## START INFORMATION SHOWN

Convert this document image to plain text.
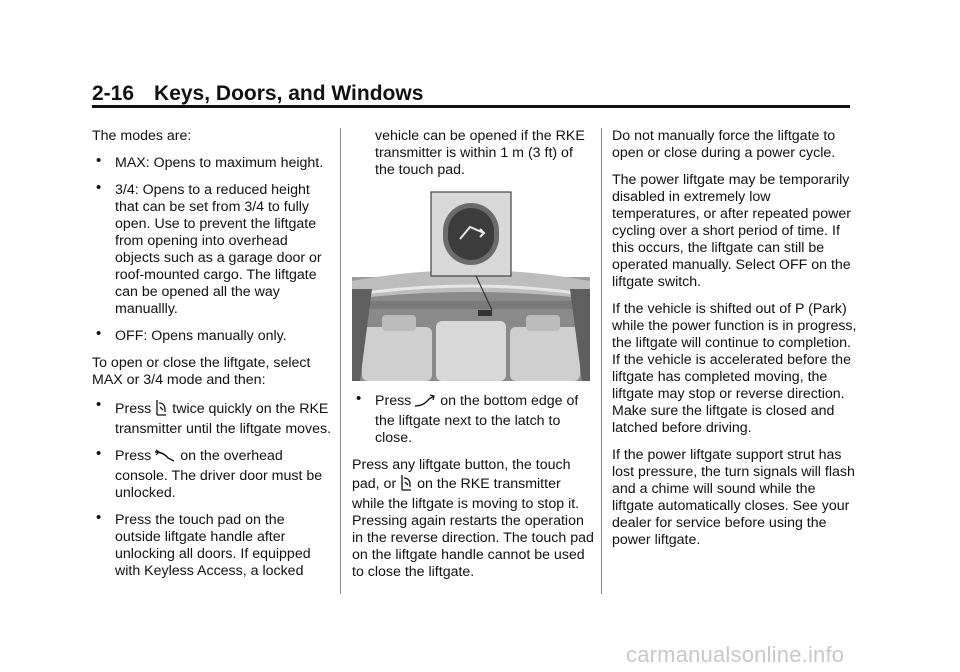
2-16 Keys, Doors, and Windows

The modes are:

• MAX: Opens to maximum height.
• 3/4: Opens to a reduced height that can be set from 3/4 to fully open. Use to prevent the liftgate from opening into overhead objects such as a garage door or roof-mounted cargo. The liftgate can be opened all the way manuallly.
• OFF: Opens manually only.

To open or close the liftgate, select MAX or 3/4 mode and then:

• Press twice quickly on the RKE transmitter until the liftgate moves.
• Press on the overhead console. The driver door must be unlocked.
• Press the touch pad on the outside liftgate handle after unlocking all doors. If equipped with Keyless Access, a locked
vehicle can be opened if the RKE transmitter is within 1 m (3 ft) of the touch pad.
• Press on the bottom edge of the liftgate next to the latch to close.

Press any liftgate button, the touch pad, or on the RKE transmitter while the liftgate is moving to stop it. Pressing again restarts the operation in the reverse direction. The touch pad on the liftgate handle cannot be used to close the liftgate.

Do not manually force the liftgate to open or close during a power cycle.

The power liftgate may be temporarily disabled in extremely low temperatures, or after repeated power cycling over a short period of time. If this occurs, the liftgate can still be operated manually. Select OFF on the liftgate switch.

If the vehicle is shifted out of P (Park) while the power function is in progress, the liftgate will continue to completion. If the vehicle is accelerated before the liftgate has completed moving, the liftgate may stop or reverse direction. Make sure the liftgate is closed and latched before driving.

If the power liftgate support strut has lost pressure, the turn signals will flash and a chime will sound while the liftgate automatically closes. See your dealer for service before using the power liftgate.

carmanualsonline.info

## END INFORMATION SHOWN

__TASK INSTRUCTIONS__
Using the records above, retype everything exactly except the pictures.

__SOLVED PROBLEM__
Convert this document image to plain text.
2-16 Keys, Doors, and Windows

The modes are:

• MAX: Opens to maximum height.
• 3/4: Opens to a reduced height that can be set from 3/4 to fully open. Use to prevent the liftgate from opening into overhead objects such as a garage door or roof-mounted cargo. The liftgate can be opened all the way manuallly.
• OFF: Opens manually only.

To open or close the liftgate, select MAX or 3/4 mode and then:

• Press twice quickly on the RKE transmitter until the liftgate moves.
• Press on the overhead console. The driver door must be unlocked.
• Press the touch pad on the outside liftgate handle after unlocking all doors. If equipped with Keyless Access, a locked
vehicle can be opened if the RKE transmitter is within 1 m (3 ft) of the touch pad.
• Press on the bottom edge of the liftgate next to the latch to close.

Press any liftgate button, the touch pad, or on the RKE transmitter while the liftgate is moving to stop it. Pressing again restarts the operation in the reverse direction. The touch pad on the liftgate handle cannot be used to close the liftgate.

Do not manually force the liftgate to open or close during a power cycle.

The power liftgate may be temporarily disabled in extremely low temperatures, or after repeated power cycling over a short period of time. If this occurs, the liftgate can still be operated manually. Select OFF on the liftgate switch.

If the vehicle is shifted out of P (Park) while the power function is in progress, the liftgate will continue to completion. If the vehicle is accelerated before the liftgate has completed moving, the liftgate may stop or reverse direction. Make sure the liftgate is closed and latched before driving.

If the power liftgate support strut has lost pressure, the turn signals will flash and a chime will sound while the liftgate automatically closes. See your dealer for service before using the power liftgate.

carmanualsonline.info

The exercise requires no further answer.